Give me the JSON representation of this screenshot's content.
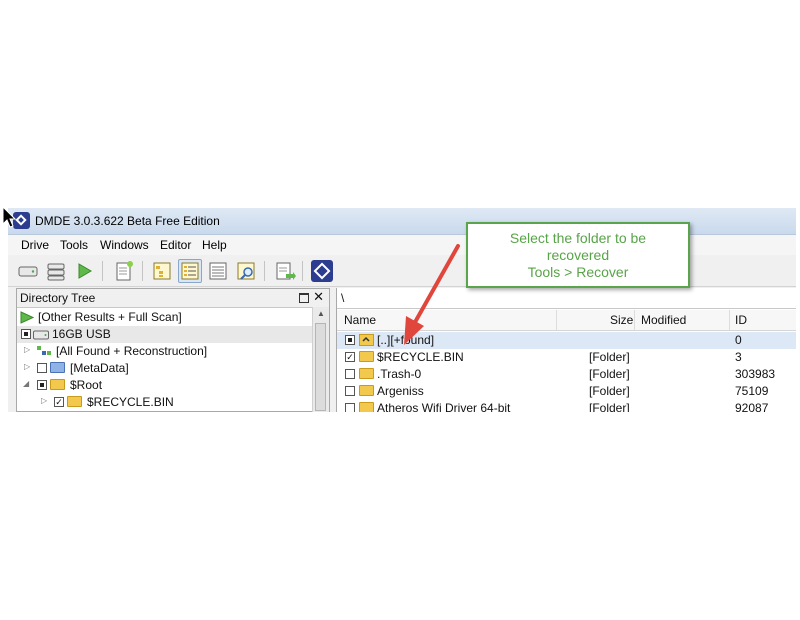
{
  "window": {
    "title": "DMDE 3.0.3.622 Beta Free Edition"
  },
  "menu": [
    "Drive",
    "Tools",
    "Windows",
    "Editor",
    "Help"
  ],
  "toolbar": {
    "buttons": [
      "drive-icon",
      "partitions-icon",
      "play-icon",
      "new-file-icon",
      "tree-view-icon",
      "list-view-icon",
      "details-view-icon",
      "search-view-icon",
      "export-icon",
      "dmde-logo-icon"
    ]
  },
  "directory_tree": {
    "title": "Directory Tree",
    "items": [
      {
        "label": "[Other Results + Full Scan]"
      },
      {
        "label": "16GB USB"
      },
      {
        "label": "[All Found + Reconstruction]"
      },
      {
        "label": "[MetaData]"
      },
      {
        "label": "$Root"
      },
      {
        "label": "$RECYCLE.BIN"
      }
    ]
  },
  "file_list": {
    "path": "\\",
    "columns": {
      "name": "Name",
      "size": "Size",
      "modified": "Modified",
      "id": "ID"
    },
    "rows": [
      {
        "name": "[..][+found]",
        "size": "",
        "modified": "",
        "id": "0"
      },
      {
        "name": "$RECYCLE.BIN",
        "size": "[Folder]",
        "modified": "",
        "id": "3"
      },
      {
        "name": ".Trash-0",
        "size": "[Folder]",
        "modified": "",
        "id": "303983"
      },
      {
        "name": "Argeniss",
        "size": "[Folder]",
        "modified": "",
        "id": "75109"
      },
      {
        "name": "Atheros Wifi Driver 64-bit",
        "size": "[Folder]",
        "modified": "",
        "id": "92087"
      }
    ]
  },
  "callout": {
    "line1": "Select the folder to be",
    "line2": "recovered",
    "line3": "Tools > Recover"
  },
  "colors": {
    "callout_green": "#58a448",
    "arrow_red": "#e0463c",
    "accent": "#2c3d8f"
  }
}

** Exercise **
Among the entries, how many lines contain the string "label"? Give the number without anything else.

** Result of the task **
6